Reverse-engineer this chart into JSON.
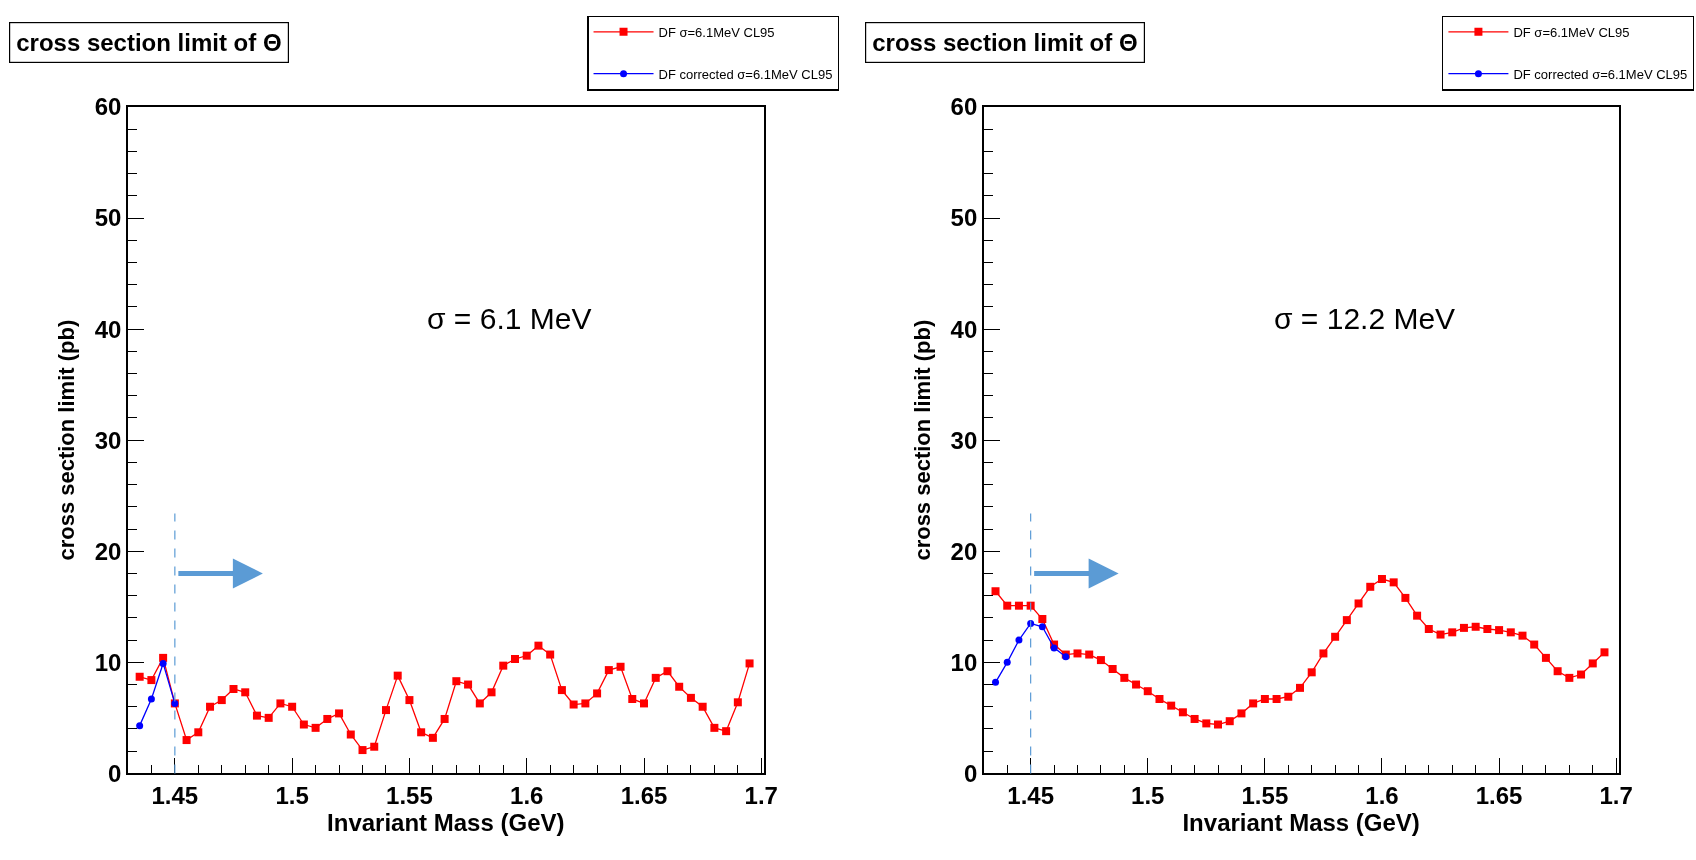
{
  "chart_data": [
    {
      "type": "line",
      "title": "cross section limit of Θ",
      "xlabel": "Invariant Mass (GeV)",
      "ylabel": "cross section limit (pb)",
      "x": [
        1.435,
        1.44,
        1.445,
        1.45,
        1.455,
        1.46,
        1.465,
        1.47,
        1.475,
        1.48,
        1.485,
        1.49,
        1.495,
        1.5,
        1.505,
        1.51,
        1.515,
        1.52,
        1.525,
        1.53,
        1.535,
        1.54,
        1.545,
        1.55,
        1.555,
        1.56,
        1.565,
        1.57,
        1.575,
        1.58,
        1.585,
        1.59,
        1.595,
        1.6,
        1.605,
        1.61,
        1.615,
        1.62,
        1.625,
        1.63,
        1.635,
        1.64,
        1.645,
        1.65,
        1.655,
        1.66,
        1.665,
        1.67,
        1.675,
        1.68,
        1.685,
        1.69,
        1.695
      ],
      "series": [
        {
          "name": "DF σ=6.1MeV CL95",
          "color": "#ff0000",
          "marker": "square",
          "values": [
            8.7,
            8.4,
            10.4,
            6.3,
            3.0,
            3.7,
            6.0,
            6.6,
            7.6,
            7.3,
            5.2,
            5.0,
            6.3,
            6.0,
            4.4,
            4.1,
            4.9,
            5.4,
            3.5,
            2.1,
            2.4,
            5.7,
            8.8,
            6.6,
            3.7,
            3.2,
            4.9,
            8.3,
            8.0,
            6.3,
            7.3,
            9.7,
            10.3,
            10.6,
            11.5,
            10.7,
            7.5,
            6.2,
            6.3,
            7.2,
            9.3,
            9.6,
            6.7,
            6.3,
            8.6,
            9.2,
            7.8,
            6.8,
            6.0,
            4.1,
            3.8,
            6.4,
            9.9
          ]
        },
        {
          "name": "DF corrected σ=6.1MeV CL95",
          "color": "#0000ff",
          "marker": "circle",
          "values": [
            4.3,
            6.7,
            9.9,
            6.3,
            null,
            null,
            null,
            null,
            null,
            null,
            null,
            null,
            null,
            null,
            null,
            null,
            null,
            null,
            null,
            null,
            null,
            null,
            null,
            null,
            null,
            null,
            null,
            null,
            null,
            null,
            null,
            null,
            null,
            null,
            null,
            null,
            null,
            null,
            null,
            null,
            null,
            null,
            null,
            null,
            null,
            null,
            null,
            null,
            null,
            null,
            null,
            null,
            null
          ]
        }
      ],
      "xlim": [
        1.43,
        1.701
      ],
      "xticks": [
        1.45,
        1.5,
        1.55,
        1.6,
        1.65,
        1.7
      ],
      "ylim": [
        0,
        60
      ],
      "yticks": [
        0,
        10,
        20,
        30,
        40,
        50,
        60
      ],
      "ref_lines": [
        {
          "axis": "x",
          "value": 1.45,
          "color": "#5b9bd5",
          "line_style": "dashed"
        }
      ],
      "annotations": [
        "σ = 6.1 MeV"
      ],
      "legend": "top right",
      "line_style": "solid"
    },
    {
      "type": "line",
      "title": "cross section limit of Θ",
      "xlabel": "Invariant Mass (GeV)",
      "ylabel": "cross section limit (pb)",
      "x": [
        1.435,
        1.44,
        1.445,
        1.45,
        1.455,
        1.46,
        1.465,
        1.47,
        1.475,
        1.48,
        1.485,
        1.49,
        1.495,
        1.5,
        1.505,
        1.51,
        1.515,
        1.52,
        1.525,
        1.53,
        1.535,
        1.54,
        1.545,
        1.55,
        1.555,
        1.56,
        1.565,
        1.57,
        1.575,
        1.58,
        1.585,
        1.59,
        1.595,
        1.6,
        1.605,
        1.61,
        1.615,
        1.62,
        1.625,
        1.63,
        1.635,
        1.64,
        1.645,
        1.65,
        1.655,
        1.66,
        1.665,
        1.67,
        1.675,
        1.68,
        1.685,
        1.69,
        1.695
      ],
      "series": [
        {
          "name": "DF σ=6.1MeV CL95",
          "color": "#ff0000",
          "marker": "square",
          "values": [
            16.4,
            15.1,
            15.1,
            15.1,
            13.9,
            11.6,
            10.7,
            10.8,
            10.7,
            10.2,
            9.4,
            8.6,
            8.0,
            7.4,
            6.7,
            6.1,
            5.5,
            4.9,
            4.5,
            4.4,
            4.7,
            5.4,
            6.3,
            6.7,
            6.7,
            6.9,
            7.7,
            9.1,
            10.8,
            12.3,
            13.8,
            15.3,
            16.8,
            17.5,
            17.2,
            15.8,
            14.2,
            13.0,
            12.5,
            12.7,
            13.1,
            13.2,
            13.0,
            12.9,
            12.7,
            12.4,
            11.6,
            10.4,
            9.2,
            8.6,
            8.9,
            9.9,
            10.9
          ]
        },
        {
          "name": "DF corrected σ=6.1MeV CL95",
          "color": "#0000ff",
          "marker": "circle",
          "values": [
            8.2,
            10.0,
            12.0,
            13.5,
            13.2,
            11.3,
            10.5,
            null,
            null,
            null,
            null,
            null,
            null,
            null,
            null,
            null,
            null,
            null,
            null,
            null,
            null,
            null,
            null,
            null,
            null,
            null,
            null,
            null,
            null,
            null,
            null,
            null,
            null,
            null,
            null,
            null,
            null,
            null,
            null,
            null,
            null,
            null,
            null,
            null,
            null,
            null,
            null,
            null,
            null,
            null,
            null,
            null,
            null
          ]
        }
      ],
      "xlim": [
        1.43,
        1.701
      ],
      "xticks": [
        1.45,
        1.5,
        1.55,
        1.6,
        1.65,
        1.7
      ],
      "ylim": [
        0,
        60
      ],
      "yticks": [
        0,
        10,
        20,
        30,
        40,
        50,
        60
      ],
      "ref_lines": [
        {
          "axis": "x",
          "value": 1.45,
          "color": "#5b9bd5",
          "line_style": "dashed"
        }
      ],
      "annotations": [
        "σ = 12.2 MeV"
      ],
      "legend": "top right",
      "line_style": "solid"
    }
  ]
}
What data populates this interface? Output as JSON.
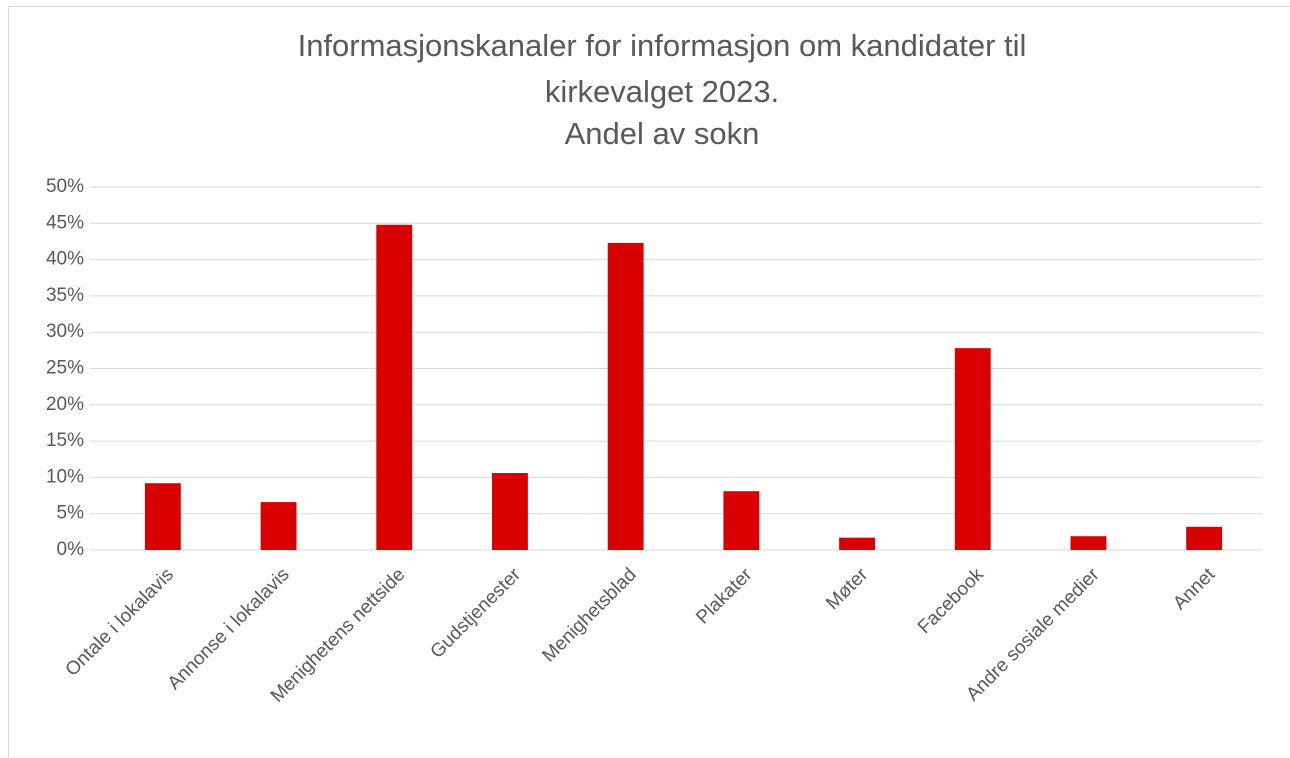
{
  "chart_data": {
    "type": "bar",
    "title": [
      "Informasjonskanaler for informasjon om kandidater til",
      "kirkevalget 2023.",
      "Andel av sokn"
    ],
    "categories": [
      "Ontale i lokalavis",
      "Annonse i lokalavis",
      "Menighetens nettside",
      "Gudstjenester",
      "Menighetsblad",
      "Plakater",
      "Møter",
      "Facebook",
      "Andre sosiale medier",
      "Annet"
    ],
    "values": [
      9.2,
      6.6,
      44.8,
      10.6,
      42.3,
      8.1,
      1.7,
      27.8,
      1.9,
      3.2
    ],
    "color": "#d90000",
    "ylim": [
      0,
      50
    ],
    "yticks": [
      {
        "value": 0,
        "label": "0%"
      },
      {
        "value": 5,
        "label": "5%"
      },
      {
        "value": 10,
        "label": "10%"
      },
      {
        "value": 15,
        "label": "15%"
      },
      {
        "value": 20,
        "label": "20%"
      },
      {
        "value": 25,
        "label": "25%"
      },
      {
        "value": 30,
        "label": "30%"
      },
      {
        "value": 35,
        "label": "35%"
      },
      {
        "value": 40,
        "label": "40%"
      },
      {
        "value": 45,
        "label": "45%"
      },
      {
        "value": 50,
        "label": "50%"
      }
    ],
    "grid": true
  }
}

* * *

**EXERCISE BRIEF:**
Transcribe the material exactly, and leave out whatever pictures it holds.

**FULL ANSWER:**
Reverse-engineer this chart into JSON.
{
  "chart_data": [
    {
      "type": "line",
      "title": "cross section limit of Θ",
      "xlabel": "Invariant Mass (GeV)",
      "ylabel": "cross section limit (pb)",
      "x": [
        1.435,
        1.44,
        1.445,
        1.45,
        1.455,
        1.46,
        1.465,
        1.47,
        1.475,
        1.48,
        1.485,
        1.49,
        1.495,
        1.5,
        1.505,
        1.51,
        1.515,
        1.52,
        1.525,
        1.53,
        1.535,
        1.54,
        1.545,
        1.55,
        1.555,
        1.56,
        1.565,
        1.57,
        1.575,
        1.58,
        1.585,
        1.59,
        1.595,
        1.6,
        1.605,
        1.61,
        1.615,
        1.62,
        1.625,
        1.63,
        1.635,
        1.64,
        1.645,
        1.65,
        1.655,
        1.66,
        1.665,
        1.67,
        1.675,
        1.68,
        1.685,
        1.69,
        1.695
      ],
      "series": [
        {
          "name": "DF σ=6.1MeV CL95",
          "color": "#ff0000",
          "marker": "square",
          "values": [
            8.7,
            8.4,
            10.4,
            6.3,
            3.0,
            3.7,
            6.0,
            6.6,
            7.6,
            7.3,
            5.2,
            5.0,
            6.3,
            6.0,
            4.4,
            4.1,
            4.9,
            5.4,
            3.5,
            2.1,
            2.4,
            5.7,
            8.8,
            6.6,
            3.7,
            3.2,
            4.9,
            8.3,
            8.0,
            6.3,
            7.3,
            9.7,
            10.3,
            10.6,
            11.5,
            10.7,
            7.5,
            6.2,
            6.3,
            7.2,
            9.3,
            9.6,
            6.7,
            6.3,
            8.6,
            9.2,
            7.8,
            6.8,
            6.0,
            4.1,
            3.8,
            6.4,
            9.9
          ]
        },
        {
          "name": "DF corrected σ=6.1MeV CL95",
          "color": "#0000ff",
          "marker": "circle",
          "values": [
            4.3,
            6.7,
            9.9,
            6.3,
            null,
            null,
            null,
            null,
            null,
            null,
            null,
            null,
            null,
            null,
            null,
            null,
            null,
            null,
            null,
            null,
            null,
            null,
            null,
            null,
            null,
            null,
            null,
            null,
            null,
            null,
            null,
            null,
            null,
            null,
            null,
            null,
            null,
            null,
            null,
            null,
            null,
            null,
            null,
            null,
            null,
            null,
            null,
            null,
            null,
            null,
            null,
            null,
            null
          ]
        }
      ],
      "xlim": [
        1.43,
        1.701
      ],
      "xticks": [
        1.45,
        1.5,
        1.55,
        1.6,
        1.65,
        1.7
      ],
      "ylim": [
        0,
        60
      ],
      "yticks": [
        0,
        10,
        20,
        30,
        40,
        50,
        60
      ],
      "ref_lines": [
        {
          "axis": "x",
          "value": 1.45,
          "color": "#5b9bd5",
          "line_style": "dashed"
        }
      ],
      "annotations": [
        "σ = 6.1 MeV"
      ],
      "legend": "top right",
      "line_style": "solid"
    },
    {
      "type": "line",
      "title": "cross section limit of Θ",
      "xlabel": "Invariant Mass (GeV)",
      "ylabel": "cross section limit (pb)",
      "x": [
        1.435,
        1.44,
        1.445,
        1.45,
        1.455,
        1.46,
        1.465,
        1.47,
        1.475,
        1.48,
        1.485,
        1.49,
        1.495,
        1.5,
        1.505,
        1.51,
        1.515,
        1.52,
        1.525,
        1.53,
        1.535,
        1.54,
        1.545,
        1.55,
        1.555,
        1.56,
        1.565,
        1.57,
        1.575,
        1.58,
        1.585,
        1.59,
        1.595,
        1.6,
        1.605,
        1.61,
        1.615,
        1.62,
        1.625,
        1.63,
        1.635,
        1.64,
        1.645,
        1.65,
        1.655,
        1.66,
        1.665,
        1.67,
        1.675,
        1.68,
        1.685,
        1.69,
        1.695
      ],
      "series": [
        {
          "name": "DF σ=6.1MeV CL95",
          "color": "#ff0000",
          "marker": "square",
          "values": [
            16.4,
            15.1,
            15.1,
            15.1,
            13.9,
            11.6,
            10.7,
            10.8,
            10.7,
            10.2,
            9.4,
            8.6,
            8.0,
            7.4,
            6.7,
            6.1,
            5.5,
            4.9,
            4.5,
            4.4,
            4.7,
            5.4,
            6.3,
            6.7,
            6.7,
            6.9,
            7.7,
            9.1,
            10.8,
            12.3,
            13.8,
            15.3,
            16.8,
            17.5,
            17.2,
            15.8,
            14.2,
            13.0,
            12.5,
            12.7,
            13.1,
            13.2,
            13.0,
            12.9,
            12.7,
            12.4,
            11.6,
            10.4,
            9.2,
            8.6,
            8.9,
            9.9,
            10.9
          ]
        },
        {
          "name": "DF corrected σ=6.1MeV CL95",
          "color": "#0000ff",
          "marker": "circle",
          "values": [
            8.2,
            10.0,
            12.0,
            13.5,
            13.2,
            11.3,
            10.5,
            null,
            null,
            null,
            null,
            null,
            null,
            null,
            null,
            null,
            null,
            null,
            null,
            null,
            null,
            null,
            null,
            null,
            null,
            null,
            null,
            null,
            null,
            null,
            null,
            null,
            null,
            null,
            null,
            null,
            null,
            null,
            null,
            null,
            null,
            null,
            null,
            null,
            null,
            null,
            null,
            null,
            null,
            null,
            null,
            null,
            null
          ]
        }
      ],
      "xlim": [
        1.43,
        1.701
      ],
      "xticks": [
        1.45,
        1.5,
        1.55,
        1.6,
        1.65,
        1.7
      ],
      "ylim": [
        0,
        60
      ],
      "yticks": [
        0,
        10,
        20,
        30,
        40,
        50,
        60
      ],
      "ref_lines": [
        {
          "axis": "x",
          "value": 1.45,
          "color": "#5b9bd5",
          "line_style": "dashed"
        }
      ],
      "annotations": [
        "σ = 12.2 MeV"
      ],
      "legend": "top right",
      "line_style": "solid"
    }
  ]
}
What data populates this interface? Output as JSON.
{
  "chart_data": {
    "type": "bar",
    "title": [
      "Informasjonskanaler for informasjon om kandidater til",
      "kirkevalget 2023.",
      "Andel av sokn"
    ],
    "categories": [
      "Ontale i lokalavis",
      "Annonse i lokalavis",
      "Menighetens nettside",
      "Gudstjenester",
      "Menighetsblad",
      "Plakater",
      "Møter",
      "Facebook",
      "Andre sosiale medier",
      "Annet"
    ],
    "values": [
      9.2,
      6.6,
      44.8,
      10.6,
      42.3,
      8.1,
      1.7,
      27.8,
      1.9,
      3.2
    ],
    "color": "#d90000",
    "ylim": [
      0,
      50
    ],
    "yticks": [
      {
        "value": 0,
        "label": "0%"
      },
      {
        "value": 5,
        "label": "5%"
      },
      {
        "value": 10,
        "label": "10%"
      },
      {
        "value": 15,
        "label": "15%"
      },
      {
        "value": 20,
        "label": "20%"
      },
      {
        "value": 25,
        "label": "25%"
      },
      {
        "value": 30,
        "label": "30%"
      },
      {
        "value": 35,
        "label": "35%"
      },
      {
        "value": 40,
        "label": "40%"
      },
      {
        "value": 45,
        "label": "45%"
      },
      {
        "value": 50,
        "label": "50%"
      }
    ],
    "grid": true
  }
}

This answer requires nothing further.